_What to produce_: Return the whole listing, keeping every character the same.

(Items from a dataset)
○ ○ ○

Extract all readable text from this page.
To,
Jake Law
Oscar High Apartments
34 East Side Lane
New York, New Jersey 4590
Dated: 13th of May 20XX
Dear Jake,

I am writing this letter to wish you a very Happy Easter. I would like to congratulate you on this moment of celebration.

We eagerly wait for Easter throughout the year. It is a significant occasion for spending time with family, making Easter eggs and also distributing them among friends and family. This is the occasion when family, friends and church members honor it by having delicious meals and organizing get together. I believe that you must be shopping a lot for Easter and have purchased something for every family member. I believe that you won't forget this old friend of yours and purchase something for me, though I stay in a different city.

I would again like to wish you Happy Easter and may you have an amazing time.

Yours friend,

○ ○ ○

_Completed exercise_:
Extract all readable text from this page.
To,
Jake Law
Oscar High Apartments
34 East Side Lane
New York, New Jersey 4590
Dated: 13th of May 20XX
Dear Jake,

I am writing this letter to wish you a very Happy Easter. I would like to congratulate you on this moment of celebration.

We eagerly wait for Easter throughout the year. It is a significant occasion for spending time with family, making Easter eggs and also distributing them among friends and family. This is the occasion when family, friends and church members honor it by having delicious meals and organizing get together. I believe that you must be shopping a lot for Easter and have purchased something for every family member. I believe that you won't forget this old friend of yours and purchase something for me, though I stay in a different city.

I would again like to wish you Happy Easter and may you have an amazing time.

Yours friend,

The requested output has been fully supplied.